| REQUEST |
Transcribe the environment setup instructions below from "Install conda packages" to "worked for us)".

First create a conda environment

conda create -n aiop python=3.7
conda activate aiop

Install conda packages

$ conda install -c anaconda tensorflow-gpu=1.15.0 cudatoolkit

Install pip packages (can use conda instead, but this worked for us)

$ pip install --trusted-host pytorch.org --trusted-host download.pytorch.org  torch==1.8.1+cu102 torchvision==0.9.1+cu102 torchaudio==0.8.1 -f https://download.pytorch.org/whl/torch_stable.html
$ pip install --trusted-host pytorch-geometric.com torch-scatter==2.0.8 torch-sparse==0.6.11 torch-cluster==1.5.9 torch-spline-conv==1.2.1 -f https://pytorch-geometric.com/whl/torch-1.8.1.html
$ pip install torch_geometric==1.7.2 opencv-python thop
$ pip install git+https://github.com/facebookresearch/detectron2.git git+https://github.com/cocodataset/panopticapi.git

These commands worked for us, but your mileage may vary. We note that for Detectron2 to work properly, torch and torchvision should be compiled with a version of CUDA which is reflected in their respective __version__ fields.

Downloading Datasets

Download Computational Graph (CG) caches:
- Download cache.zip from the shared google drive and place all .pkl files in /cache/.

| SUPPLIED INFORMATION |

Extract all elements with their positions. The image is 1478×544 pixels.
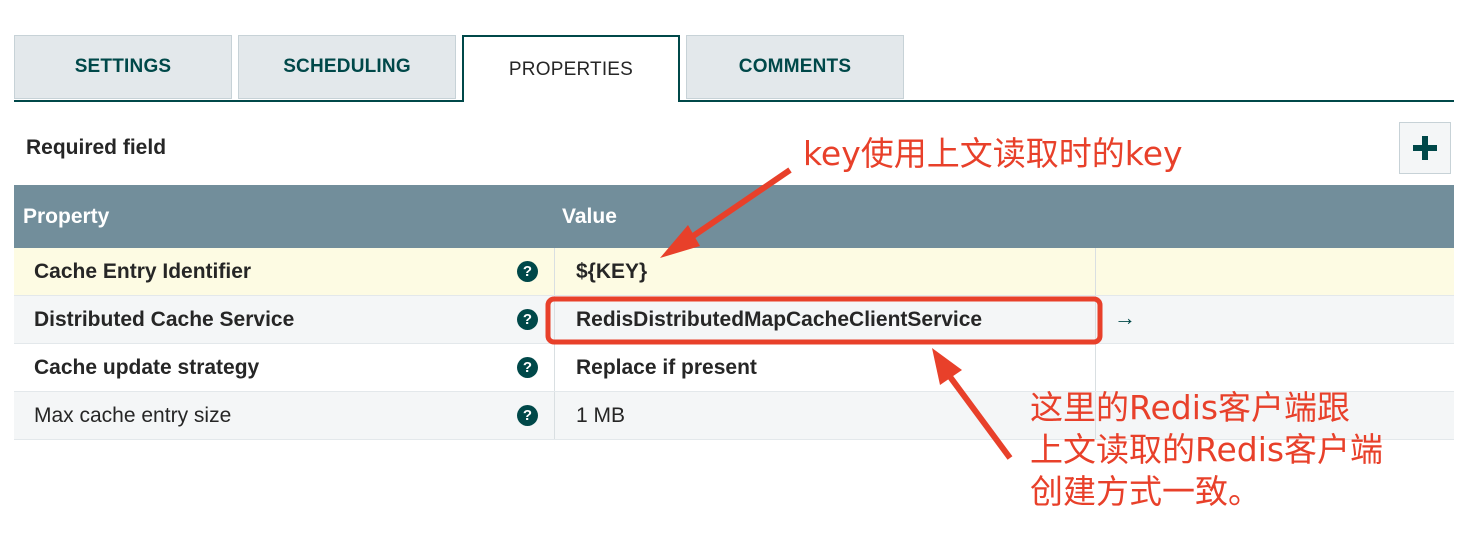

| FINAL RESULT |
Install conda packages

$ conda install -c anaconda tensorflow-gpu=1.15.0 cudatoolkit

Install pip packages (can use conda instead, but this worked for us)